Collected data:
#####
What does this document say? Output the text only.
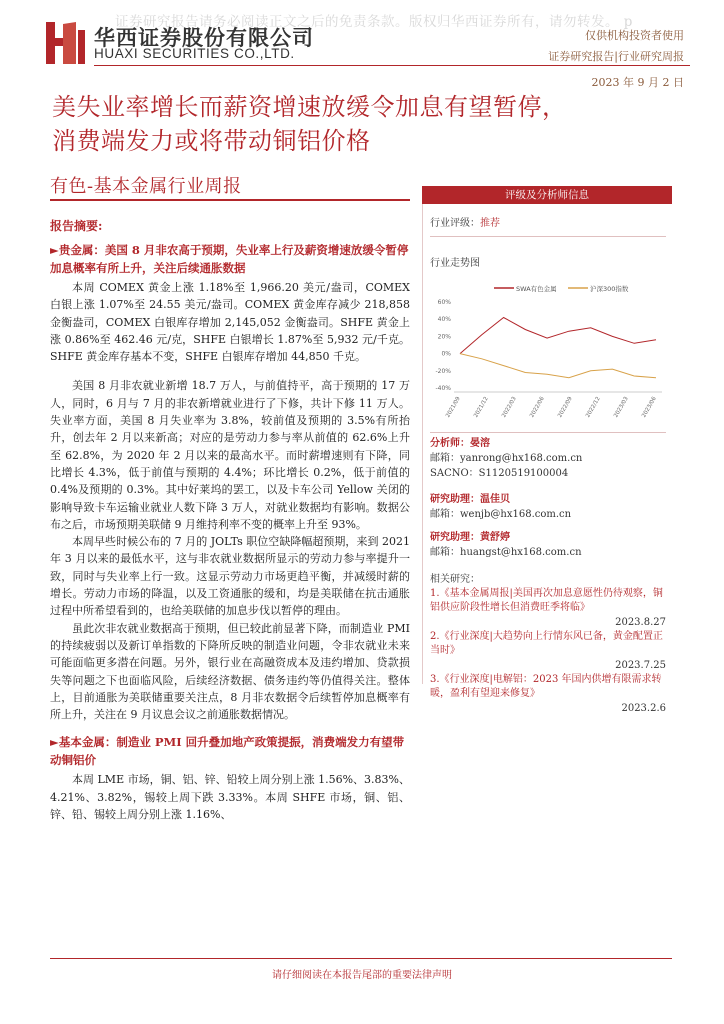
证券研究报告请务必阅读正文之后的免责条款。版权归华西证券所有，请勿转发。 p
华西证券股份有限公司
HUAXI SECURITIES CO.,LTD.
仅供机构投资者使用
证券研究报告|行业研究周报
2023 年 9 月 2 日
美失业率增长而薪资增速放缓令加息有望暂停，
消费端发力或将带动铜铝价格
有色-基本金属行业周报
报告摘要:
►贵金属：美国 8 月非农高于预期，失业率上行及薪资增速放缓令暂停加息概率有所上升，关注后续通胀数据

本周 COMEX 黄金上涨 1.18%至 1,966.20 美元/盎司，COMEX 白银上涨 1.07%至 24.55 美元/盎司。COMEX 黄金库存减少 218,858 金衡盎司，COMEX 白银库存增加 2,145,052 金衡盎司。SHFE 黄金上涨 0.86%至 462.46 元/克，SHFE 白银增长 1.87%至 5,932 元/千克。SHFE 黄金库存基本不变，SHFE 白银库存增加 44,850 千克。

美国 8 月非农就业新增 18.7 万人，与前值持平，高于预期的 17 万人，同时，6 月与 7 月的非农新增就业进行了下修，共计下修 11 万人。失业率方面，美国 8 月失业率为 3.8%，较前值及预期的 3.5%有所抬升，创去年 2 月以来新高；对应的是劳动力参与率从前值的 62.6%上升至 62.8%，为 2020 年 2 月以来的最高水平。而时薪增速则有下降，同比增长 4.3%，低于前值与预期的 4.4%；环比增长 0.2%，低于前值的 0.4%及预期的 0.3%。其中好莱坞的罢工，以及卡车公司 Yellow 关闭的影响导致卡车运输业就业人数下降 3 万人，对就业数据均有影响。数据公布之后，市场预期美联储 9 月维持利率不变的概率上升至 93%。

本周早些时候公布的 7 月的 JOLTs 职位空缺降幅超预期，来到 2021 年 3 月以来的最低水平，这与非农就业数据所显示的劳动力参与率提升一致，同时与失业率上行一致。这显示劳动力市场更趋平衡，并减缓时薪的增长。劳动力市场的降温，以及工资通胀的缓和，均是美联储在抗击通胀过程中所希望看到的，也给美联储的加息步伐以暂停的理由。

虽此次非农就业数据高于预期，但已较此前显著下降，而制造业 PMI 的持续疲弱以及新订单指数的下降所反映的制造业问题，令非农就业未来可能面临更多潜在问题。另外，银行业在高融资成本及违约增加、贷款损失等问题之下也面临风险，后续经济数据、债务违约等仍值得关注。整体上，目前通胀为美联储重要关注点，8 月非农数据令后续暂停加息概率有所上升，关注在 9 月议息会议之前通胀数据情况。

►基本金属：制造业 PMI 回升叠加地产政策提振，消费端发力有望带动铜铝价

本周 LME 市场，铜、铝、锌、铅较上周分别上涨 1.56%、3.83%、4.21%、3.82%，锡较上周下跌 3.33%。本周 SHFE 市场，铜、铝、锌、铅、锡较上周分别上涨 1.16%、

评级及分析师信息
行业评级：推荐
行业走势图
SWA有色金属	沪深300指数
60%
40%
20%
0%
-20%
-40%
2021/09 2021/12 2022/03 2022/06 2022/09 2022/12 2023/03 2023/06
分析师：晏溶
邮箱：yanrong@hx168.com.cn
SACNO：S1120519100004
研究助理：温佳贝
邮箱：wenjb@hx168.com.cn
研究助理：黄舒婷
邮箱：huangst@hx168.com.cn
相关研究：
1.《基本金属周报|美国再次加息意愿性仍待观察，铜铝供应阶段性增长但消费旺季将临》
2023.8.27
2.《行业深度|大趋势向上行情东风已备，黄金配置正当时》
2023.7.25
3.《行业深度|电解铝：2023 年国内供增有限需求转暖，盈利有望迎来修复》
2023.2.6
请仔细阅读在本报告尾部的重要法律声明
#####
Exercise instructions
Exactly reproduce each record, leaving out any pictures.

Written response
What does this document say? Output the text only.
证券研究报告请务必阅读正文之后的免责条款。版权归华西证券所有，请勿转发。 p
华西证券股份有限公司
HUAXI SECURITIES CO.,LTD.
仅供机构投资者使用
证券研究报告|行业研究周报
2023 年 9 月 2 日
美失业率增长而薪资增速放缓令加息有望暂停，
消费端发力或将带动铜铝价格
有色-基本金属行业周报
报告摘要:
►贵金属：美国 8 月非农高于预期，失业率上行及薪资增速放缓令暂停加息概率有所上升，关注后续通胀数据

本周 COMEX 黄金上涨 1.18%至 1,966.20 美元/盎司，COMEX 白银上涨 1.07%至 24.55 美元/盎司。COMEX 黄金库存减少 218,858 金衡盎司，COMEX 白银库存增加 2,145,052 金衡盎司。SHFE 黄金上涨 0.86%至 462.46 元/克，SHFE 白银增长 1.87%至 5,932 元/千克。SHFE 黄金库存基本不变，SHFE 白银库存增加 44,850 千克。

美国 8 月非农就业新增 18.7 万人，与前值持平，高于预期的 17 万人，同时，6 月与 7 月的非农新增就业进行了下修，共计下修 11 万人。失业率方面，美国 8 月失业率为 3.8%，较前值及预期的 3.5%有所抬升，创去年 2 月以来新高；对应的是劳动力参与率从前值的 62.6%上升至 62.8%，为 2020 年 2 月以来的最高水平。而时薪增速则有下降，同比增长 4.3%，低于前值与预期的 4.4%；环比增长 0.2%，低于前值的 0.4%及预期的 0.3%。其中好莱坞的罢工，以及卡车公司 Yellow 关闭的影响导致卡车运输业就业人数下降 3 万人，对就业数据均有影响。数据公布之后，市场预期美联储 9 月维持利率不变的概率上升至 93%。

本周早些时候公布的 7 月的 JOLTs 职位空缺降幅超预期，来到 2021 年 3 月以来的最低水平，这与非农就业数据所显示的劳动力参与率提升一致，同时与失业率上行一致。这显示劳动力市场更趋平衡，并减缓时薪的增长。劳动力市场的降温，以及工资通胀的缓和，均是美联储在抗击通胀过程中所希望看到的，也给美联储的加息步伐以暂停的理由。

虽此次非农就业数据高于预期，但已较此前显著下降，而制造业 PMI 的持续疲弱以及新订单指数的下降所反映的制造业问题，令非农就业未来可能面临更多潜在问题。另外，银行业在高融资成本及违约增加、贷款损失等问题之下也面临风险，后续经济数据、债务违约等仍值得关注。整体上，目前通胀为美联储重要关注点，8 月非农数据令后续暂停加息概率有所上升，关注在 9 月议息会议之前通胀数据情况。

►基本金属：制造业 PMI 回升叠加地产政策提振，消费端发力有望带动铜铝价

本周 LME 市场，铜、铝、锌、铅较上周分别上涨 1.56%、3.83%、4.21%、3.82%，锡较上周下跌 3.33%。本周 SHFE 市场，铜、铝、锌、铅、锡较上周分别上涨 1.16%、

评级及分析师信息
行业评级：推荐
行业走势图
SWA有色金属	沪深300指数
60%
40%
20%
0%
-20%
-40%
2021/09 2021/12 2022/03 2022/06 2022/09 2022/12 2023/03 2023/06
分析师：晏溶
邮箱：yanrong@hx168.com.cn
SACNO：S1120519100004
研究助理：温佳贝
邮箱：wenjb@hx168.com.cn
研究助理：黄舒婷
邮箱：huangst@hx168.com.cn
相关研究：
1.《基本金属周报|美国再次加息意愿性仍待观察，铜铝供应阶段性增长但消费旺季将临》
2023.8.27
2.《行业深度|大趋势向上行情东风已备，黄金配置正当时》
2023.7.25
3.《行业深度|电解铝：2023 年国内供增有限需求转暖，盈利有望迎来修复》
2023.2.6
请仔细阅读在本报告尾部的重要法律声明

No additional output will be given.